[Stated problem] Please print, without any change, the lines from the one containing "I need the location" up to and including the one containing "status-battery: ◠ 100%: [442, 111, 469, 116]".

[Entries shown]
= = =

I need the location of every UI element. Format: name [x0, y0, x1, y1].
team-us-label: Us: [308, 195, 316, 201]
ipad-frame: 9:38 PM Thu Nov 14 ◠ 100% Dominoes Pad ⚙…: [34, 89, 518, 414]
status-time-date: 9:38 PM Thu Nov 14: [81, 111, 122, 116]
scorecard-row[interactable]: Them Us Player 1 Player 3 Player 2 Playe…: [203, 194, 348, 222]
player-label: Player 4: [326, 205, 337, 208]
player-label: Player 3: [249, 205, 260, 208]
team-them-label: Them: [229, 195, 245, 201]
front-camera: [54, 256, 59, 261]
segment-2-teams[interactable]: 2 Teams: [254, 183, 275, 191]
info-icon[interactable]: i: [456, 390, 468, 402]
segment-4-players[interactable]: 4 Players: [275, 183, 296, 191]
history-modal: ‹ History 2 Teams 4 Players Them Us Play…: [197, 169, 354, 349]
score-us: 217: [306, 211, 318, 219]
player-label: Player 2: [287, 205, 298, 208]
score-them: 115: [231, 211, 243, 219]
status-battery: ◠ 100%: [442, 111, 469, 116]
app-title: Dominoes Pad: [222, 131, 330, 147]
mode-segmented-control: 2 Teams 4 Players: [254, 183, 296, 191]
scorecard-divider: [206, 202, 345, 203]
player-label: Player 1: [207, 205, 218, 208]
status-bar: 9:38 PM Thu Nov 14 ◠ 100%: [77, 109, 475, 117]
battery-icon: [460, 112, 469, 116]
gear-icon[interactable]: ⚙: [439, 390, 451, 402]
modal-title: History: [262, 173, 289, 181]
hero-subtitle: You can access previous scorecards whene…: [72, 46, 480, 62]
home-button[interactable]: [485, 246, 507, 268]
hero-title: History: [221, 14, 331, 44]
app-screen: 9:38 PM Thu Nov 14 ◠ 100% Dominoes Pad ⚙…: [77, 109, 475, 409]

= = =

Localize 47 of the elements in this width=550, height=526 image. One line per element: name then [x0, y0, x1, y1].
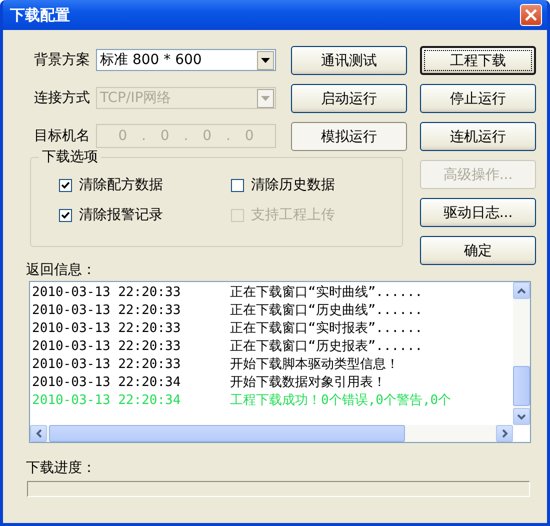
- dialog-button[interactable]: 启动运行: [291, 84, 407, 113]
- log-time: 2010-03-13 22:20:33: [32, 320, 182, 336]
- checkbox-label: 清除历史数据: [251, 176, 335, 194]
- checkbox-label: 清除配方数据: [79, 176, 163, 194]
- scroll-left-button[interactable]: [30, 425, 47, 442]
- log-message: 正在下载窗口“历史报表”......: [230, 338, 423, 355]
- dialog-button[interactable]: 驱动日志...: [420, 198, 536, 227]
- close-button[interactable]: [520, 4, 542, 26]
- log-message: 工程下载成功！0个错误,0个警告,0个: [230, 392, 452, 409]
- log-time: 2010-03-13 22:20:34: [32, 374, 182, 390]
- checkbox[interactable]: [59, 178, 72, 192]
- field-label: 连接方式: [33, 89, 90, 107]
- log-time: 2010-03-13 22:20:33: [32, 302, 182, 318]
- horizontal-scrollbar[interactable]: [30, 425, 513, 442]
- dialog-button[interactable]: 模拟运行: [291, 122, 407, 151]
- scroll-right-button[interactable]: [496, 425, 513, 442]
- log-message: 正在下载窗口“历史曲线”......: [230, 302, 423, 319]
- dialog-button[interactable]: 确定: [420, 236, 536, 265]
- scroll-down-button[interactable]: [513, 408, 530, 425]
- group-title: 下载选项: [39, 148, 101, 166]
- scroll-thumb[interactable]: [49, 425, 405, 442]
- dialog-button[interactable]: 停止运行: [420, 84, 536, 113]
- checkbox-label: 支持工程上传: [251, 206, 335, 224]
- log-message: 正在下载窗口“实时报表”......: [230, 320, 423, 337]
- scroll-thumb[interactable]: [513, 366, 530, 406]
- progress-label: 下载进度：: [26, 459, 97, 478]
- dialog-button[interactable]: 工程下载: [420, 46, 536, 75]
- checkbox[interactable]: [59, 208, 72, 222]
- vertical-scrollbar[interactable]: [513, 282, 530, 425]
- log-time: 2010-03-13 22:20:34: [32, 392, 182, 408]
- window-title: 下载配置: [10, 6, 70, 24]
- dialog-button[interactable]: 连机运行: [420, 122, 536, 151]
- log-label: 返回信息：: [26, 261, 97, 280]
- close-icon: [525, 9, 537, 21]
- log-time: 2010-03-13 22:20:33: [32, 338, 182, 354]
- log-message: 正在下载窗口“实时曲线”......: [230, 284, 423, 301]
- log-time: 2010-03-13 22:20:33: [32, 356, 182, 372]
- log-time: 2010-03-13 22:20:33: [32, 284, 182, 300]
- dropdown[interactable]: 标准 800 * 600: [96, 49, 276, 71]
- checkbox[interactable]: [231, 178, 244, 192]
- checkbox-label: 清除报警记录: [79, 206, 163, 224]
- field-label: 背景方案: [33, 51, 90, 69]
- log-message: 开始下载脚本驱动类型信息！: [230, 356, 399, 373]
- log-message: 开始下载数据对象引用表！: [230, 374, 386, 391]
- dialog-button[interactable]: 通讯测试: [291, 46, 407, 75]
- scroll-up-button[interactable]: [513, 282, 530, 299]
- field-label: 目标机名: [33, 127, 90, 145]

= = =

[Final answer]
I need the location of every UI element. Format: name [x0, y0, x1, y1].
team-us-label: Us: [308, 195, 316, 201]
ipad-frame: 9:38 PM Thu Nov 14 ◠ 100% Dominoes Pad ⚙…: [34, 89, 518, 414]
status-time-date: 9:38 PM Thu Nov 14: [81, 111, 122, 116]
scorecard-row[interactable]: Them Us Player 1 Player 3 Player 2 Playe…: [203, 194, 348, 222]
player-label: Player 4: [326, 205, 337, 208]
player-label: Player 3: [249, 205, 260, 208]
team-them-label: Them: [229, 195, 245, 201]
front-camera: [54, 256, 59, 261]
segment-2-teams[interactable]: 2 Teams: [254, 183, 275, 191]
info-icon[interactable]: i: [456, 390, 468, 402]
segment-4-players[interactable]: 4 Players: [275, 183, 296, 191]
history-modal: ‹ History 2 Teams 4 Players Them Us Play…: [197, 169, 354, 349]
score-us: 217: [306, 211, 318, 219]
player-label: Player 2: [287, 205, 298, 208]
score-them: 115: [231, 211, 243, 219]
status-battery: ◠ 100%: [442, 111, 469, 116]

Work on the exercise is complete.